TO DO: Say the number of lines containing the string "Speakers", and say nothing else.

RECORDS TO USE:

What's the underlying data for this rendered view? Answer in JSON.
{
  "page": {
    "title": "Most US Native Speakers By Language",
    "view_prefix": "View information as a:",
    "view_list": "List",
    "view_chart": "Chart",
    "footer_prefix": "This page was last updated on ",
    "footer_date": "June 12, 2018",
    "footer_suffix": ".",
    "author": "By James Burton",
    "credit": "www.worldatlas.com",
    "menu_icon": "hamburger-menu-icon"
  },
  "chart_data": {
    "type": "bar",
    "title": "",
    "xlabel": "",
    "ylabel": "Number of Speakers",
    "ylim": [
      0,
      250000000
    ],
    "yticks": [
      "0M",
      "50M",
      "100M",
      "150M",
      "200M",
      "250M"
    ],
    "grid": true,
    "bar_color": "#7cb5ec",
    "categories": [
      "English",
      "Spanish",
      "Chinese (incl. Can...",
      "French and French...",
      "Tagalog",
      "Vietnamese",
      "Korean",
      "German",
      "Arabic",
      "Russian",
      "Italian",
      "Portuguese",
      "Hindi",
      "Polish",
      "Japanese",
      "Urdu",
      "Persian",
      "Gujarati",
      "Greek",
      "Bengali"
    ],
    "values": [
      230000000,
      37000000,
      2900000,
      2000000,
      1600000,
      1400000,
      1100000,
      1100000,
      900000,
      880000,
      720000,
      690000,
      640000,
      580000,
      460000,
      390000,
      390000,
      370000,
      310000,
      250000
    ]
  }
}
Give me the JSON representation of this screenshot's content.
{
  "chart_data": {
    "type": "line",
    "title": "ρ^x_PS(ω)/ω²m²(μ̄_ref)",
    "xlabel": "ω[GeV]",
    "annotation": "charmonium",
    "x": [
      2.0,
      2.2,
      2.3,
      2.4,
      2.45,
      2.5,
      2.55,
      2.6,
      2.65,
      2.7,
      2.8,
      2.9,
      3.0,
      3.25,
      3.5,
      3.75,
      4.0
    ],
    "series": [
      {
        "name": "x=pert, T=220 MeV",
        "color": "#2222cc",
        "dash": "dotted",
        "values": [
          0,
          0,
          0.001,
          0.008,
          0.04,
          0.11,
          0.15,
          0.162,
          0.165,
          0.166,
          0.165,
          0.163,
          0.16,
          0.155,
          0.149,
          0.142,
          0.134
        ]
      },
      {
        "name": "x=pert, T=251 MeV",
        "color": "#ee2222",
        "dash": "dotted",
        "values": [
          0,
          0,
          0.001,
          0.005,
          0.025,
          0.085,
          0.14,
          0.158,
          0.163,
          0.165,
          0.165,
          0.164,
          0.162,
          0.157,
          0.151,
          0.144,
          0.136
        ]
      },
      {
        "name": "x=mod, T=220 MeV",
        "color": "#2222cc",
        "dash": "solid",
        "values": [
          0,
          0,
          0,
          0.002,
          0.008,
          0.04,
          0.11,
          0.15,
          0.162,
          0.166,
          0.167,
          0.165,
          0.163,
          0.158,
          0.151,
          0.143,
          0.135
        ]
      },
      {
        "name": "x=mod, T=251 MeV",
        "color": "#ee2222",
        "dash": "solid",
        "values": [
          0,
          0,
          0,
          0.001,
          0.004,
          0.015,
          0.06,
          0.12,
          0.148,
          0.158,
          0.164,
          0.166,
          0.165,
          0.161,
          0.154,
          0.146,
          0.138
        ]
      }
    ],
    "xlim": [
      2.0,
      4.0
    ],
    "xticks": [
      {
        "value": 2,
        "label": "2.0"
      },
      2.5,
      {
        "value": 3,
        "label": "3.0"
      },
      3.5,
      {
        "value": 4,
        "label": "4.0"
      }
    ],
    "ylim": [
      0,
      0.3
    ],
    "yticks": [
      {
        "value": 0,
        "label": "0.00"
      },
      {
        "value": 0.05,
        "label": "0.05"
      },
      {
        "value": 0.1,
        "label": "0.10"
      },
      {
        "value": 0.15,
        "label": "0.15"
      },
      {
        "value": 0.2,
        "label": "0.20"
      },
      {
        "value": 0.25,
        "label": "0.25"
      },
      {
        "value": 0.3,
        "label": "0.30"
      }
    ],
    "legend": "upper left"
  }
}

EXPECTED ANSWER: 2